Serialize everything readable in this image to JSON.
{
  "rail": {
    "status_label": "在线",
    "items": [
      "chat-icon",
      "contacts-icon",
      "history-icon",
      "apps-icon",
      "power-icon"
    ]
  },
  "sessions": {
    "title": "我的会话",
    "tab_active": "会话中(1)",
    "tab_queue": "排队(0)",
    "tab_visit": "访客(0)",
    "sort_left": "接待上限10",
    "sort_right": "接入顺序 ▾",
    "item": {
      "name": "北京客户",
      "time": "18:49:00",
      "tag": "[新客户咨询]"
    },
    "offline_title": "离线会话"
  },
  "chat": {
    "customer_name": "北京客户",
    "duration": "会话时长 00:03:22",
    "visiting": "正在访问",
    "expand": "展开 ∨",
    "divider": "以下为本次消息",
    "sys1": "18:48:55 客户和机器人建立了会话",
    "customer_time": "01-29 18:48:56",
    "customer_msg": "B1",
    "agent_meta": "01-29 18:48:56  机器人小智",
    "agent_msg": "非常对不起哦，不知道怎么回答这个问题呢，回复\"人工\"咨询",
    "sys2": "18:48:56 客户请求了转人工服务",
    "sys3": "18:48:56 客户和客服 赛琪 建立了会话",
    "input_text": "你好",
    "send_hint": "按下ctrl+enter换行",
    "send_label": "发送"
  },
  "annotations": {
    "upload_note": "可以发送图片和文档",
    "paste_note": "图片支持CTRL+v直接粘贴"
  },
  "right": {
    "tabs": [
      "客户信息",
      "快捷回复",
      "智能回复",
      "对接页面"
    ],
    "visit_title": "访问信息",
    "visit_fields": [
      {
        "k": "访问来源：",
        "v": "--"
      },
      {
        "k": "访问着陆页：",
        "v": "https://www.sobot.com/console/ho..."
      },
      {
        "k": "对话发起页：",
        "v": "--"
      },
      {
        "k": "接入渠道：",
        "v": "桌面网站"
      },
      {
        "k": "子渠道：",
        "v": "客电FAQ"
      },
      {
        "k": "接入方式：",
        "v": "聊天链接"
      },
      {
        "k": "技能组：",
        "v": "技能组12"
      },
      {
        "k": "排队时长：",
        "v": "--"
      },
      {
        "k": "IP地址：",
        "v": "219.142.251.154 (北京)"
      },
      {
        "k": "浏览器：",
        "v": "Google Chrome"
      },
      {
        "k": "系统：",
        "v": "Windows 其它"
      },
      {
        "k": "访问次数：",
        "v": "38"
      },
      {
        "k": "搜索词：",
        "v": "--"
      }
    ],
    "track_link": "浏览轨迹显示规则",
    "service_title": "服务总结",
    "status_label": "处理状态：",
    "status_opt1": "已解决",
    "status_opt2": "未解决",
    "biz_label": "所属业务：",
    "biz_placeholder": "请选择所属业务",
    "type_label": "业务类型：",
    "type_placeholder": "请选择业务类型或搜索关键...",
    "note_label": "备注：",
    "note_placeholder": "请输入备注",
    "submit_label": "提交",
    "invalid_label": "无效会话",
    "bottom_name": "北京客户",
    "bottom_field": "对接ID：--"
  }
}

☆ ☆ ☆ ☆ ☆ ☆ ☆

■ Brief:
Using the listing above, pull out all lines that hold the word "icon".

■ Task solution:
      "chat-icon",
      "contacts-icon",
      "history-icon",
      "apps-icon",
      "power-icon"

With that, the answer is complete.